■ **WORK TO DO**
Below are some records. How many of their lines contain the string "assistée"? Give the number only.
━━━━━━
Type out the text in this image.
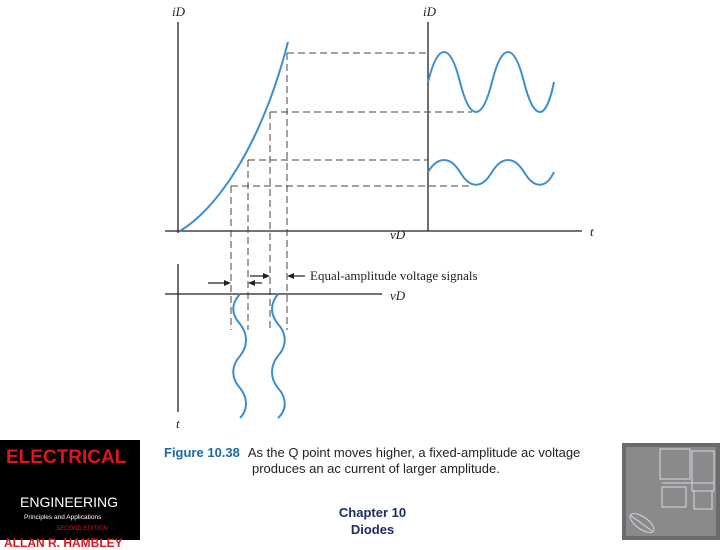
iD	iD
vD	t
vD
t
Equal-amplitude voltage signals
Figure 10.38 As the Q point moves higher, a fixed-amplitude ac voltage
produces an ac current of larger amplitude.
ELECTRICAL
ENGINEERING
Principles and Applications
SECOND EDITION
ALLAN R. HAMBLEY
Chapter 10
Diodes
━━━━━━
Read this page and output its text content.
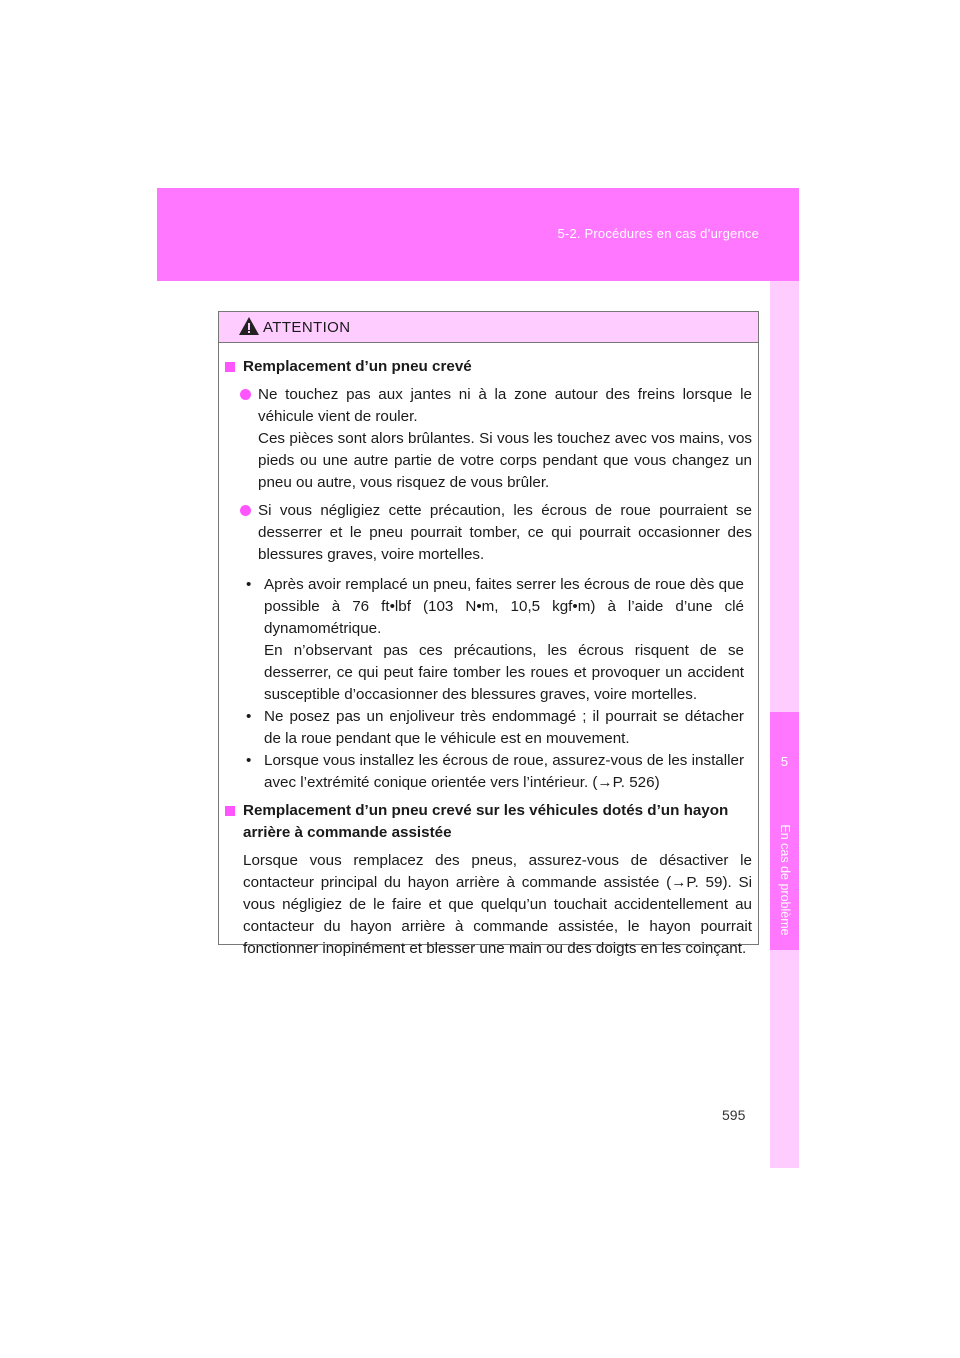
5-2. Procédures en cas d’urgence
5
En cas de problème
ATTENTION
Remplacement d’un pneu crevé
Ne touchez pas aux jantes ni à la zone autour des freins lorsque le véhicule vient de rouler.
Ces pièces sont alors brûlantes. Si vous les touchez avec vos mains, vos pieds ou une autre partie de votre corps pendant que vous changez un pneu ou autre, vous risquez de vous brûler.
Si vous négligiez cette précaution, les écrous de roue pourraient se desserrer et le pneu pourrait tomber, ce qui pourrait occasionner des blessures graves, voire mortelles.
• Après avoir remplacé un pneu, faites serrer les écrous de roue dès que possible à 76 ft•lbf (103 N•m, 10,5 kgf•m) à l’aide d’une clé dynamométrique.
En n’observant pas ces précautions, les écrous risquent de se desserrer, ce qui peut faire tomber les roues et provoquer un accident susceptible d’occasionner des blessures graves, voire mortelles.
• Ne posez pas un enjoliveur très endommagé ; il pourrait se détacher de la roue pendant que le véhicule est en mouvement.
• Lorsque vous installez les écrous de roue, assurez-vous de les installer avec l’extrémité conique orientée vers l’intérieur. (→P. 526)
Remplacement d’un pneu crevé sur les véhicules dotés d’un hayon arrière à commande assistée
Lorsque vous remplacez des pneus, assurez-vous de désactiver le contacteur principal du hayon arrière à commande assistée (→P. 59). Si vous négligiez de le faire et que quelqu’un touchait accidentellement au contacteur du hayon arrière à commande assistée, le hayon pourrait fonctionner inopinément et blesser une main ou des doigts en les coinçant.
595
━━━━━━
■ **ANSWER FOR THIS EXERCISE**
2